=== Given data ===

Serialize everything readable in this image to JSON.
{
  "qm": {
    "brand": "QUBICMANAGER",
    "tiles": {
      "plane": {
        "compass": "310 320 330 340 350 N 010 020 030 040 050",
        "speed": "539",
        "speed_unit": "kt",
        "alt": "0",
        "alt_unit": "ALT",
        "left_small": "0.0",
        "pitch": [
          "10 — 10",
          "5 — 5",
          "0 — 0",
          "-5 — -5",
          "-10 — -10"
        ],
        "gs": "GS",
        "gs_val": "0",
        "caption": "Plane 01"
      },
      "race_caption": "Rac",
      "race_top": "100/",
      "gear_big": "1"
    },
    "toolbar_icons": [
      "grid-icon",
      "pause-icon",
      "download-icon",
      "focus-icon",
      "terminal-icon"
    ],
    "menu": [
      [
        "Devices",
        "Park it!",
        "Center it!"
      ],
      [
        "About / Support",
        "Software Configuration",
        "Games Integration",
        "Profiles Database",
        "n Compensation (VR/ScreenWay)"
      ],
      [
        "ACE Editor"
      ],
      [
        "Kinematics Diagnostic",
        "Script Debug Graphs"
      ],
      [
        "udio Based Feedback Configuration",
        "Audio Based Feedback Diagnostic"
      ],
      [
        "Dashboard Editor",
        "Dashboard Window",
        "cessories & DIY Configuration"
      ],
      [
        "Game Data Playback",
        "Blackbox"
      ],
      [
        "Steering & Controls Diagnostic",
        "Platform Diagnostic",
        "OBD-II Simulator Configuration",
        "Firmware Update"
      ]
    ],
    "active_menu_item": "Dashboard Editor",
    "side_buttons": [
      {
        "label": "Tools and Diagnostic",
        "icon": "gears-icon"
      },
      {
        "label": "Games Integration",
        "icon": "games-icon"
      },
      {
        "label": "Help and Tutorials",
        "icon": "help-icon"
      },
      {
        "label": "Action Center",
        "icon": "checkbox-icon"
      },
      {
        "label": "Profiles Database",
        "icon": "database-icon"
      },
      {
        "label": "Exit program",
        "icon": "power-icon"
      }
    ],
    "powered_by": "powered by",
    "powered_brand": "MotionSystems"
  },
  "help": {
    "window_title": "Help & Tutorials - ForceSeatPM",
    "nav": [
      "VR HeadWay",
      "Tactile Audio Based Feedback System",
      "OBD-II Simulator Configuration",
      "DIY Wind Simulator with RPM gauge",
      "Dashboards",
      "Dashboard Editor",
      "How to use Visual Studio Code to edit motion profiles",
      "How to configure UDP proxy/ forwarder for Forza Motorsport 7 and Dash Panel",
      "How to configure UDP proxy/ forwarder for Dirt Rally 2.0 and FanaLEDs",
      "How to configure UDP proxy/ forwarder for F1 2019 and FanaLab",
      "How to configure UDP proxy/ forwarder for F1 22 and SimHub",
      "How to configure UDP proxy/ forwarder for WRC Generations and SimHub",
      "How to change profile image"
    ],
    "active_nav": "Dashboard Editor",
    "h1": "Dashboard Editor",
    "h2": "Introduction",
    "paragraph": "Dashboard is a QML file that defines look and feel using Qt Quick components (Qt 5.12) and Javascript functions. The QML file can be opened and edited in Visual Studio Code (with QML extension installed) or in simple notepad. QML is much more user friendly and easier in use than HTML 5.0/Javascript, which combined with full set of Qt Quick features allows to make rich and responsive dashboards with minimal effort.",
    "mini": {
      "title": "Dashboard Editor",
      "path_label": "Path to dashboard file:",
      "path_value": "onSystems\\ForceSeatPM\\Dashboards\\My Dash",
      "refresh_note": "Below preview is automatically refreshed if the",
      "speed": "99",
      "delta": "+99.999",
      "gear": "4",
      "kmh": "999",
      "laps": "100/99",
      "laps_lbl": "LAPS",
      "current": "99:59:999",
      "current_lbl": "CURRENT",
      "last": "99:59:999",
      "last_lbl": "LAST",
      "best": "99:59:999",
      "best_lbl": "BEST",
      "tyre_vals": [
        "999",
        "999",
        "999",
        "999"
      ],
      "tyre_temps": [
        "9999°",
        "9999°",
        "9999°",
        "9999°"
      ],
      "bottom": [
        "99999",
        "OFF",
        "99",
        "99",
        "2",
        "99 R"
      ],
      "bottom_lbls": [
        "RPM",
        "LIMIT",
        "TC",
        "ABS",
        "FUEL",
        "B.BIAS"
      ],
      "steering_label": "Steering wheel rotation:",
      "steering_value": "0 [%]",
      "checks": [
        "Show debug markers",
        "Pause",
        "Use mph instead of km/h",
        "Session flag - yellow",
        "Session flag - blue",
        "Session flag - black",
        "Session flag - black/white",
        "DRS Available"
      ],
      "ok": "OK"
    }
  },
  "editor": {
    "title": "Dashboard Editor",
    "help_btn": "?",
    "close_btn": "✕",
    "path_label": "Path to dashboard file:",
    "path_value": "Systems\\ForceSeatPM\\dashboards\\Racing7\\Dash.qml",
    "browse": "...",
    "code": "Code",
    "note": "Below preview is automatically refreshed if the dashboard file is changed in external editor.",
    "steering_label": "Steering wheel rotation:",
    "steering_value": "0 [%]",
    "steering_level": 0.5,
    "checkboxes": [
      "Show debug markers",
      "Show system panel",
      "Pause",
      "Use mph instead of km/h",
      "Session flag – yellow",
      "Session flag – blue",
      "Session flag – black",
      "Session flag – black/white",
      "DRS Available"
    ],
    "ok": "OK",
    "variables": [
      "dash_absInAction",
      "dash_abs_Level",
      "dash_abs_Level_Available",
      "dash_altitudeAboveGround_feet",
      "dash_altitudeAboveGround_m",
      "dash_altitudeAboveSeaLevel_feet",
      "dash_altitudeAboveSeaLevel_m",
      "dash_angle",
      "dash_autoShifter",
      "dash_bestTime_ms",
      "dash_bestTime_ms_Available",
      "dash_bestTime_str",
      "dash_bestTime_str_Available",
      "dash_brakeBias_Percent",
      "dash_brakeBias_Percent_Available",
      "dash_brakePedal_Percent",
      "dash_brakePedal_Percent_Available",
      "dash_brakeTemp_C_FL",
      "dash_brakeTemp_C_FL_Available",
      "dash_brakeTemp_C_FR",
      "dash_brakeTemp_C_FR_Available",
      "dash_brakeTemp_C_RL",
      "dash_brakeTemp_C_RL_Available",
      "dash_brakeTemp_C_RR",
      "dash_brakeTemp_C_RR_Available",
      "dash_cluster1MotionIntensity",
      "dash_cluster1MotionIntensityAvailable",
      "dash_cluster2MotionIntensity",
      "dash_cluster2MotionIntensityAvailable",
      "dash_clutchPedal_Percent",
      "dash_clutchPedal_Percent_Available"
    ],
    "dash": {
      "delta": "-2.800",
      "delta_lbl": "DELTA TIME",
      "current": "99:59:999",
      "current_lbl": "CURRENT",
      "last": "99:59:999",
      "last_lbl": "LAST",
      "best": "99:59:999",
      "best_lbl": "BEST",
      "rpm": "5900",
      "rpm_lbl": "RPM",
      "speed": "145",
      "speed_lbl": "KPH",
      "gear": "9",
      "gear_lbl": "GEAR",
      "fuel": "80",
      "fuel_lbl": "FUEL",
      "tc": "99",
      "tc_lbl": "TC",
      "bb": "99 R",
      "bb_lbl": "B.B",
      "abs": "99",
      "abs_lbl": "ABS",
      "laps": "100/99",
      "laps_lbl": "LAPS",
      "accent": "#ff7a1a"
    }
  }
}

===

_Description of the task_
Pull out all lines from the entries above that include the word "proxy".

_Final result_
      "How to configure UDP proxy/ forwarder for Forza Motorsport 7 and Dash Panel",
      "How to configure UDP proxy/ forwarder for Dirt Rally 2.0 and FanaLEDs",
      "How to configure UDP proxy/ forwarder for F1 2019 and FanaLab",
      "How to configure UDP proxy/ forwarder for F1 22 and SimHub",
      "How to configure UDP proxy/ forwarder for WRC Generations and SimHub",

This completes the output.